[Dataset listings of figures]
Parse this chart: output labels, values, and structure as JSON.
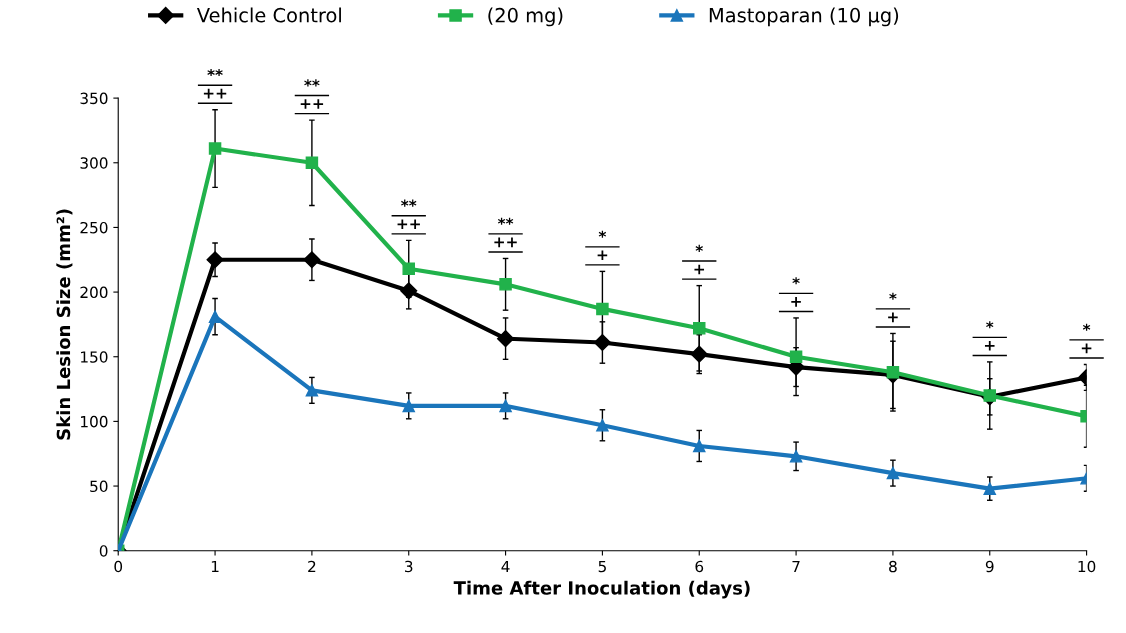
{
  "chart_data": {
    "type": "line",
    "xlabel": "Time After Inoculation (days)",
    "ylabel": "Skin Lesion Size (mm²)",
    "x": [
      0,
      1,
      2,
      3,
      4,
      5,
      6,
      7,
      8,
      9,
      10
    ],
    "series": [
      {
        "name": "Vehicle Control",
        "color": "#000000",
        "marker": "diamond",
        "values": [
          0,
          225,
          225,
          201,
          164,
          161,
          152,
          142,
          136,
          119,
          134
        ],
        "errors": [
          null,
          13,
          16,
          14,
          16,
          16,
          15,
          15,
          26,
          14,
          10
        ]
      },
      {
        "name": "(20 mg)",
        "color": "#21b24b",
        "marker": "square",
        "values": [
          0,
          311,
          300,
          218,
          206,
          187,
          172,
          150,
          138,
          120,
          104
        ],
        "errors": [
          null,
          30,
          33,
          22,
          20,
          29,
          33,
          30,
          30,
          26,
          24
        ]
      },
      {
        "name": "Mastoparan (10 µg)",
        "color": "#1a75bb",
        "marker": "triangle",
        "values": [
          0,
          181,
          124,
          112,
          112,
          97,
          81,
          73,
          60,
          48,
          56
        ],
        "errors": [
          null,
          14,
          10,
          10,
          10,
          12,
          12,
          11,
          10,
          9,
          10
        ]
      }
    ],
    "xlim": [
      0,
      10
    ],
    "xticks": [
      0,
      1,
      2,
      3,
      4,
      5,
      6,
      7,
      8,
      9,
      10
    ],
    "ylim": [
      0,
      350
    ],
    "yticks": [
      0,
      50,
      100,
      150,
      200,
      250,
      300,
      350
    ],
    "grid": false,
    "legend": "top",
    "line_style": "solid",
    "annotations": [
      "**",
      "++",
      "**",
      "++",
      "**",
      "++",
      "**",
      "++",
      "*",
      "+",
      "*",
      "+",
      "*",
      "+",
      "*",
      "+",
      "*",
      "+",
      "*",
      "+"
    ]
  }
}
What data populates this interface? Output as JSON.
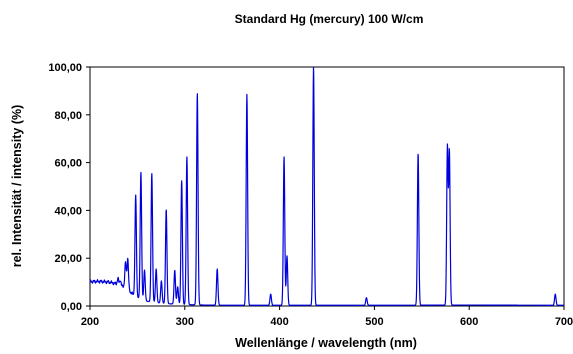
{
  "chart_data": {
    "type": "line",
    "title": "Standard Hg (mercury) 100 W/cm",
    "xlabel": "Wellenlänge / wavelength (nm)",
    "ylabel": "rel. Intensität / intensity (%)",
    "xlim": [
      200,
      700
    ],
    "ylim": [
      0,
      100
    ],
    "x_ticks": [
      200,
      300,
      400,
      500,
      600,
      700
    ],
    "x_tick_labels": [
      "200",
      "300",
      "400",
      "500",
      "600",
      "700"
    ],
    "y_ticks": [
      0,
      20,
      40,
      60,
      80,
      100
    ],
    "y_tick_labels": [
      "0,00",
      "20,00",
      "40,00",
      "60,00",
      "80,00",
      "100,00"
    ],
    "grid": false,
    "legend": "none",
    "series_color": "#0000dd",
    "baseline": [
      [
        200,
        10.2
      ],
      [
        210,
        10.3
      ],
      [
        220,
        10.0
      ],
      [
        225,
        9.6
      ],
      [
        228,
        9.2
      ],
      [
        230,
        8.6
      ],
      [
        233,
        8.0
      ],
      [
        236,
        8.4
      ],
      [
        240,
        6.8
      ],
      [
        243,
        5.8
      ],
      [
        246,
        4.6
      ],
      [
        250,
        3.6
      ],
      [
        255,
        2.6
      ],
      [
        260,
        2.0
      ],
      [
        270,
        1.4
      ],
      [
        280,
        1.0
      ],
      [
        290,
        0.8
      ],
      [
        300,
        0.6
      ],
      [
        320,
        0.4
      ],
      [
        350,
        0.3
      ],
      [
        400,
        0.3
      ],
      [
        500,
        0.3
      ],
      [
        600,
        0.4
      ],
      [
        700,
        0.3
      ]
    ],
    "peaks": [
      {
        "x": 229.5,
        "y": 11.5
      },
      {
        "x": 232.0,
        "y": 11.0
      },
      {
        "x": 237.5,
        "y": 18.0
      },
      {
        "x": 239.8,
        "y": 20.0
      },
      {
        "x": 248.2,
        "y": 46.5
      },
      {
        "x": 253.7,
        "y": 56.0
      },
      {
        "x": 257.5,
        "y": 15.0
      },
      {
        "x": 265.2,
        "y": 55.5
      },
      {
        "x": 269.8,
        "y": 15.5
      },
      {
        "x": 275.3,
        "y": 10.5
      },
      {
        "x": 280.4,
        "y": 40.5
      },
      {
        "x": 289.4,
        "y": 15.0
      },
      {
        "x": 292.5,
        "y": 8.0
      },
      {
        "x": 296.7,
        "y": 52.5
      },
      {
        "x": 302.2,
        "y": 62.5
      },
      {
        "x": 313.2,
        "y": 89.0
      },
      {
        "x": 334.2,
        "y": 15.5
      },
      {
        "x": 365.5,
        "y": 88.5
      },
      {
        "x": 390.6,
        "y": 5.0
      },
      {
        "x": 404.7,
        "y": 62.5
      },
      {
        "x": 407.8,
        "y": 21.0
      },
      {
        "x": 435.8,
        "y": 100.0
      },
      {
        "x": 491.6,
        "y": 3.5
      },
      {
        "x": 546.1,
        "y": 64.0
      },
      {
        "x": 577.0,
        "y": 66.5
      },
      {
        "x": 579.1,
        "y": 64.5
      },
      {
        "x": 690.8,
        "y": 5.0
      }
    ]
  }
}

● **Direction**
Using the material above, return every line exactly as it appears, minus the pictures.

● **Written solution**
Parse this chart: output labels, values, and structure as JSON.
{
  "chart_data": {
    "type": "line",
    "xlabel": "Time After Inoculation (days)",
    "ylabel": "Skin Lesion Size (mm²)",
    "x": [
      0,
      1,
      2,
      3,
      4,
      5,
      6,
      7,
      8,
      9,
      10
    ],
    "series": [
      {
        "name": "Vehicle Control",
        "color": "#000000",
        "marker": "diamond",
        "values": [
          0,
          225,
          225,
          201,
          164,
          161,
          152,
          142,
          136,
          119,
          134
        ],
        "errors": [
          null,
          13,
          16,
          14,
          16,
          16,
          15,
          15,
          26,
          14,
          10
        ]
      },
      {
        "name": "(20 mg)",
        "color": "#21b24b",
        "marker": "square",
        "values": [
          0,
          311,
          300,
          218,
          206,
          187,
          172,
          150,
          138,
          120,
          104
        ],
        "errors": [
          null,
          30,
          33,
          22,
          20,
          29,
          33,
          30,
          30,
          26,
          24
        ]
      },
      {
        "name": "Mastoparan (10 µg)",
        "color": "#1a75bb",
        "marker": "triangle",
        "values": [
          0,
          181,
          124,
          112,
          112,
          97,
          81,
          73,
          60,
          48,
          56
        ],
        "errors": [
          null,
          14,
          10,
          10,
          10,
          12,
          12,
          11,
          10,
          9,
          10
        ]
      }
    ],
    "xlim": [
      0,
      10
    ],
    "xticks": [
      0,
      1,
      2,
      3,
      4,
      5,
      6,
      7,
      8,
      9,
      10
    ],
    "ylim": [
      0,
      350
    ],
    "yticks": [
      0,
      50,
      100,
      150,
      200,
      250,
      300,
      350
    ],
    "grid": false,
    "legend": "top",
    "line_style": "solid",
    "annotations": [
      "**",
      "++",
      "**",
      "++",
      "**",
      "++",
      "**",
      "++",
      "*",
      "+",
      "*",
      "+",
      "*",
      "+",
      "*",
      "+",
      "*",
      "+",
      "*",
      "+"
    ]
  }
}
What data populates this interface? Output as JSON.
{
  "chart_data": {
    "type": "line",
    "title": "Standard Hg (mercury) 100 W/cm",
    "xlabel": "Wellenlänge / wavelength (nm)",
    "ylabel": "rel. Intensität / intensity (%)",
    "xlim": [
      200,
      700
    ],
    "ylim": [
      0,
      100
    ],
    "x_ticks": [
      200,
      300,
      400,
      500,
      600,
      700
    ],
    "x_tick_labels": [
      "200",
      "300",
      "400",
      "500",
      "600",
      "700"
    ],
    "y_ticks": [
      0,
      20,
      40,
      60,
      80,
      100
    ],
    "y_tick_labels": [
      "0,00",
      "20,00",
      "40,00",
      "60,00",
      "80,00",
      "100,00"
    ],
    "grid": false,
    "legend": "none",
    "series_color": "#0000dd",
    "baseline": [
      [
        200,
        10.2
      ],
      [
        210,
        10.3
      ],
      [
        220,
        10.0
      ],
      [
        225,
        9.6
      ],
      [
        228,
        9.2
      ],
      [
        230,
        8.6
      ],
      [
        233,
        8.0
      ],
      [
        236,
        8.4
      ],
      [
        240,
        6.8
      ],
      [
        243,
        5.8
      ],
      [
        246,
        4.6
      ],
      [
        250,
        3.6
      ],
      [
        255,
        2.6
      ],
      [
        260,
        2.0
      ],
      [
        270,
        1.4
      ],
      [
        280,
        1.0
      ],
      [
        290,
        0.8
      ],
      [
        300,
        0.6
      ],
      [
        320,
        0.4
      ],
      [
        350,
        0.3
      ],
      [
        400,
        0.3
      ],
      [
        500,
        0.3
      ],
      [
        600,
        0.4
      ],
      [
        700,
        0.3
      ]
    ],
    "peaks": [
      {
        "x": 229.5,
        "y": 11.5
      },
      {
        "x": 232.0,
        "y": 11.0
      },
      {
        "x": 237.5,
        "y": 18.0
      },
      {
        "x": 239.8,
        "y": 20.0
      },
      {
        "x": 248.2,
        "y": 46.5
      },
      {
        "x": 253.7,
        "y": 56.0
      },
      {
        "x": 257.5,
        "y": 15.0
      },
      {
        "x": 265.2,
        "y": 55.5
      },
      {
        "x": 269.8,
        "y": 15.5
      },
      {
        "x": 275.3,
        "y": 10.5
      },
      {
        "x": 280.4,
        "y": 40.5
      },
      {
        "x": 289.4,
        "y": 15.0
      },
      {
        "x": 292.5,
        "y": 8.0
      },
      {
        "x": 296.7,
        "y": 52.5
      },
      {
        "x": 302.2,
        "y": 62.5
      },
      {
        "x": 313.2,
        "y": 89.0
      },
      {
        "x": 334.2,
        "y": 15.5
      },
      {
        "x": 365.5,
        "y": 88.5
      },
      {
        "x": 390.6,
        "y": 5.0
      },
      {
        "x": 404.7,
        "y": 62.5
      },
      {
        "x": 407.8,
        "y": 21.0
      },
      {
        "x": 435.8,
        "y": 100.0
      },
      {
        "x": 491.6,
        "y": 3.5
      },
      {
        "x": 546.1,
        "y": 64.0
      },
      {
        "x": 577.0,
        "y": 66.5
      },
      {
        "x": 579.1,
        "y": 64.5
      },
      {
        "x": 690.8,
        "y": 5.0
      }
    ]
  }
}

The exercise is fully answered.